+++ EXCERPTED DATA +++

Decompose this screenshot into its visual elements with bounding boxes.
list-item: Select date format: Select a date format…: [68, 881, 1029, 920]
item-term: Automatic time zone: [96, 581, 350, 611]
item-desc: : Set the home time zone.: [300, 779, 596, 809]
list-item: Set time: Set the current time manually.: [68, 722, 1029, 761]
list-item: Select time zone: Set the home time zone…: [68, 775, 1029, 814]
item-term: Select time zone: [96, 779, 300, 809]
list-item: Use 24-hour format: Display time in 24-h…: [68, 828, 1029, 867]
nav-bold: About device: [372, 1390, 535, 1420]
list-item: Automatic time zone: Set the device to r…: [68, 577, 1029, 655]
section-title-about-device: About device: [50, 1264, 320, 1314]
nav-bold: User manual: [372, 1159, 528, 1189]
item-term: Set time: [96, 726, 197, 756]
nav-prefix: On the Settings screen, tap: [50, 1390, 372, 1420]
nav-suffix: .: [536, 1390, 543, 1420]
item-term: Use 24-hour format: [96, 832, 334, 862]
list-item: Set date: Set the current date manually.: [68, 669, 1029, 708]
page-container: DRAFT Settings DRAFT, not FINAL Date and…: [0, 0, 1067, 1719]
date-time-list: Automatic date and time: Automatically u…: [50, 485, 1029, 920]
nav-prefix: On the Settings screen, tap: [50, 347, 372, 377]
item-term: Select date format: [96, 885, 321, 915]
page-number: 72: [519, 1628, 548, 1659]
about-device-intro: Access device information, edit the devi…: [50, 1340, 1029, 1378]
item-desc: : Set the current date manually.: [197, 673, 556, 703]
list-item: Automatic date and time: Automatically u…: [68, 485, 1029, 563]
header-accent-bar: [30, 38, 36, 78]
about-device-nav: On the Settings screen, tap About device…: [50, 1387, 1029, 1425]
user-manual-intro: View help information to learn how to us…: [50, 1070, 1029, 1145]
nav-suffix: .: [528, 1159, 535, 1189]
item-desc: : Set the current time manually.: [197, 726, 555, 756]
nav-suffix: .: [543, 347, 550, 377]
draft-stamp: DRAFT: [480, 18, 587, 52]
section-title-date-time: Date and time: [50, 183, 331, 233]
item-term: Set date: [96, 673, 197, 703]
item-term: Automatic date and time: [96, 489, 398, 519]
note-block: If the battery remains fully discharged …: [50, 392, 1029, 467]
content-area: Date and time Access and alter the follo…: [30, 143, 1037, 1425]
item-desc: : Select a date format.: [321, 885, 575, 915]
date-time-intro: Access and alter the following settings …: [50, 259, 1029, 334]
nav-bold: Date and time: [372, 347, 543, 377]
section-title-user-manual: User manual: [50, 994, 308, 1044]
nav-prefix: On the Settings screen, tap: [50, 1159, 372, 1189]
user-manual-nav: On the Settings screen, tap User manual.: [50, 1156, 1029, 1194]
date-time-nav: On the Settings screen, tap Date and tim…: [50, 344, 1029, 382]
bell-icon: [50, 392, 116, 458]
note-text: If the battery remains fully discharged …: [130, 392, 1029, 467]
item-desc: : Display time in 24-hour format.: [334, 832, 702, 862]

+++

BRIEF: Pull every line from the entry above and reproduce each one unchanged, in its original order.

RESULT FOR THIS TASK:
Decompose this screenshot into its visual elements with bounding boxes.
list-item: Select date format: Select a date format…: [68, 881, 1029, 920]
item-term: Automatic time zone: [96, 581, 350, 611]
item-desc: : Set the home time zone.: [300, 779, 596, 809]
list-item: Set time: Set the current time manually.: [68, 722, 1029, 761]
list-item: Select time zone: Set the home time zone…: [68, 775, 1029, 814]
item-term: Select time zone: [96, 779, 300, 809]
list-item: Use 24-hour format: Display time in 24-h…: [68, 828, 1029, 867]
nav-bold: About device: [372, 1390, 535, 1420]
list-item: Automatic time zone: Set the device to r…: [68, 577, 1029, 655]
section-title-about-device: About device: [50, 1264, 320, 1314]
nav-bold: User manual: [372, 1159, 528, 1189]
item-term: Set time: [96, 726, 197, 756]
nav-prefix: On the Settings screen, tap: [50, 1390, 372, 1420]
nav-suffix: .: [536, 1390, 543, 1420]
item-term: Use 24-hour format: [96, 832, 334, 862]
list-item: Set date: Set the current date manually.: [68, 669, 1029, 708]
page-container: DRAFT Settings DRAFT, not FINAL Date and…: [0, 0, 1067, 1719]
date-time-list: Automatic date and time: Automatically u…: [50, 485, 1029, 920]
nav-prefix: On the Settings screen, tap: [50, 347, 372, 377]
item-term: Select date format: [96, 885, 321, 915]
page-number: 72: [519, 1628, 548, 1659]
about-device-intro: Access device information, edit the devi…: [50, 1340, 1029, 1378]
item-desc: : Set the current date manually.: [197, 673, 556, 703]
list-item: Automatic date and time: Automatically u…: [68, 485, 1029, 563]
header-accent-bar: [30, 38, 36, 78]
about-device-nav: On the Settings screen, tap About device…: [50, 1387, 1029, 1425]
user-manual-intro: View help information to learn how to us…: [50, 1070, 1029, 1145]
nav-suffix: .: [528, 1159, 535, 1189]
item-desc: : Set the current time manually.: [197, 726, 555, 756]
nav-suffix: .: [543, 347, 550, 377]
draft-stamp: DRAFT: [480, 18, 587, 52]
section-title-date-time: Date and time: [50, 183, 331, 233]
item-term: Set date: [96, 673, 197, 703]
item-term: Automatic date and time: [96, 489, 398, 519]
note-block: If the battery remains fully discharged …: [50, 392, 1029, 467]
content-area: Date and time Access and alter the follo…: [30, 143, 1037, 1425]
item-desc: : Select a date format.: [321, 885, 575, 915]
date-time-intro: Access and alter the following settings …: [50, 259, 1029, 334]
nav-bold: Date and time: [372, 347, 543, 377]
section-title-user-manual: User manual: [50, 994, 308, 1044]
nav-prefix: On the Settings screen, tap: [50, 1159, 372, 1189]
user-manual-nav: On the Settings screen, tap User manual.: [50, 1156, 1029, 1194]
date-time-nav: On the Settings screen, tap Date and tim…: [50, 344, 1029, 382]
bell-icon: [50, 392, 116, 458]
note-text: If the battery remains fully discharged …: [130, 392, 1029, 467]
item-desc: : Display time in 24-hour format.: [334, 832, 702, 862]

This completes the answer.